== Information supplied ==

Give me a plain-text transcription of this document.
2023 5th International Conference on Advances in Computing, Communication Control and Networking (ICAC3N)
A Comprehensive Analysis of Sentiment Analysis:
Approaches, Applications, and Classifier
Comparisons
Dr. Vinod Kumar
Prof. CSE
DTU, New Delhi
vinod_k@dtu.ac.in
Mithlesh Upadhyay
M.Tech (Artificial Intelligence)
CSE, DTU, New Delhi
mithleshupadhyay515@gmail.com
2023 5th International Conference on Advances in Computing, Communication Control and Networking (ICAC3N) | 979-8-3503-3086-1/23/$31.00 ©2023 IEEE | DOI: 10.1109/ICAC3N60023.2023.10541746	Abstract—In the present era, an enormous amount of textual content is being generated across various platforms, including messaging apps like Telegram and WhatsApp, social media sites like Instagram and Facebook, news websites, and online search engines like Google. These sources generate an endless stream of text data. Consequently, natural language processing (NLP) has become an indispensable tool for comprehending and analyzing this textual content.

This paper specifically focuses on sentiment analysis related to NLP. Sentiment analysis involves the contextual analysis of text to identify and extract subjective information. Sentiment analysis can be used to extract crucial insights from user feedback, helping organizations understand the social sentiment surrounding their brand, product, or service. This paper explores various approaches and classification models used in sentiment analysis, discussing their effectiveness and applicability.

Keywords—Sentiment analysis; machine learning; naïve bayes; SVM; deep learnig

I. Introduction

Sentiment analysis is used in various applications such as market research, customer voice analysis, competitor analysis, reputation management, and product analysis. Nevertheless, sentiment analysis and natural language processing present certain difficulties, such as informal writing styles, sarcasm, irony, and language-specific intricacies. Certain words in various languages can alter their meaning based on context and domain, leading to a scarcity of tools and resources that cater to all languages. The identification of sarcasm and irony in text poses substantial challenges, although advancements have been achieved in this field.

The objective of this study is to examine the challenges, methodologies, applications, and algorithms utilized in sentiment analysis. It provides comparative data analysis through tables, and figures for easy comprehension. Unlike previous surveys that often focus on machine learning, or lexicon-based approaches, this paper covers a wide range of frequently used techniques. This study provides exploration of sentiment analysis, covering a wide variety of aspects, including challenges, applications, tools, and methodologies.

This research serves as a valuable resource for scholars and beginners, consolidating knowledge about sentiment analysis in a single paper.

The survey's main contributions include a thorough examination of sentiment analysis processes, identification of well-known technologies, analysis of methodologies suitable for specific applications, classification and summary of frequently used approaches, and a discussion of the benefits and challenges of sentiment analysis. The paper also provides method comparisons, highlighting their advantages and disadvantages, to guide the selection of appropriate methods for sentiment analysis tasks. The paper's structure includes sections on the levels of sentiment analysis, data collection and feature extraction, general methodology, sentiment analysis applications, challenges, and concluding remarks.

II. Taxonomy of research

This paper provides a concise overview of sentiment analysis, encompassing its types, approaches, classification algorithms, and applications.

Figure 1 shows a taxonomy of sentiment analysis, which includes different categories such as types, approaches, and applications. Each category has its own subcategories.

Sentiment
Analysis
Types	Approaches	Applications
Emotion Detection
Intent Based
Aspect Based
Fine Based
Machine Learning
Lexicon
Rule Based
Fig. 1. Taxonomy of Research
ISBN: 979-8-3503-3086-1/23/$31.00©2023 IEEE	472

== Request ==
Give the listing again, word for word.

== Result of the task ==
Give me a plain-text transcription of this document.
2023 5th International Conference on Advances in Computing, Communication Control and Networking (ICAC3N)
A Comprehensive Analysis of Sentiment Analysis:
Approaches, Applications, and Classifier
Comparisons
Dr. Vinod Kumar
Prof. CSE
DTU, New Delhi
vinod_k@dtu.ac.in
Mithlesh Upadhyay
M.Tech (Artificial Intelligence)
CSE, DTU, New Delhi
mithleshupadhyay515@gmail.com
2023 5th International Conference on Advances in Computing, Communication Control and Networking (ICAC3N) | 979-8-3503-3086-1/23/$31.00 ©2023 IEEE | DOI: 10.1109/ICAC3N60023.2023.10541746	Abstract—In the present era, an enormous amount of textual content is being generated across various platforms, including messaging apps like Telegram and WhatsApp, social media sites like Instagram and Facebook, news websites, and online search engines like Google. These sources generate an endless stream of text data. Consequently, natural language processing (NLP) has become an indispensable tool for comprehending and analyzing this textual content.

This paper specifically focuses on sentiment analysis related to NLP. Sentiment analysis involves the contextual analysis of text to identify and extract subjective information. Sentiment analysis can be used to extract crucial insights from user feedback, helping organizations understand the social sentiment surrounding their brand, product, or service. This paper explores various approaches and classification models used in sentiment analysis, discussing their effectiveness and applicability.

Keywords—Sentiment analysis; machine learning; naïve bayes; SVM; deep learnig

I. Introduction

Sentiment analysis is used in various applications such as market research, customer voice analysis, competitor analysis, reputation management, and product analysis. Nevertheless, sentiment analysis and natural language processing present certain difficulties, such as informal writing styles, sarcasm, irony, and language-specific intricacies. Certain words in various languages can alter their meaning based on context and domain, leading to a scarcity of tools and resources that cater to all languages. The identification of sarcasm and irony in text poses substantial challenges, although advancements have been achieved in this field.

The objective of this study is to examine the challenges, methodologies, applications, and algorithms utilized in sentiment analysis. It provides comparative data analysis through tables, and figures for easy comprehension. Unlike previous surveys that often focus on machine learning, or lexicon-based approaches, this paper covers a wide range of frequently used techniques. This study provides exploration of sentiment analysis, covering a wide variety of aspects, including challenges, applications, tools, and methodologies.

This research serves as a valuable resource for scholars and beginners, consolidating knowledge about sentiment analysis in a single paper.

The survey's main contributions include a thorough examination of sentiment analysis processes, identification of well-known technologies, analysis of methodologies suitable for specific applications, classification and summary of frequently used approaches, and a discussion of the benefits and challenges of sentiment analysis. The paper also provides method comparisons, highlighting their advantages and disadvantages, to guide the selection of appropriate methods for sentiment analysis tasks. The paper's structure includes sections on the levels of sentiment analysis, data collection and feature extraction, general methodology, sentiment analysis applications, challenges, and concluding remarks.

II. Taxonomy of research

This paper provides a concise overview of sentiment analysis, encompassing its types, approaches, classification algorithms, and applications.

Figure 1 shows a taxonomy of sentiment analysis, which includes different categories such as types, approaches, and applications. Each category has its own subcategories.

Sentiment
Analysis
Types	Approaches	Applications
Emotion Detection
Intent Based
Aspect Based
Fine Based
Machine Learning
Lexicon
Rule Based
Fig. 1. Taxonomy of Research
ISBN: 979-8-3503-3086-1/23/$31.00©2023 IEEE	472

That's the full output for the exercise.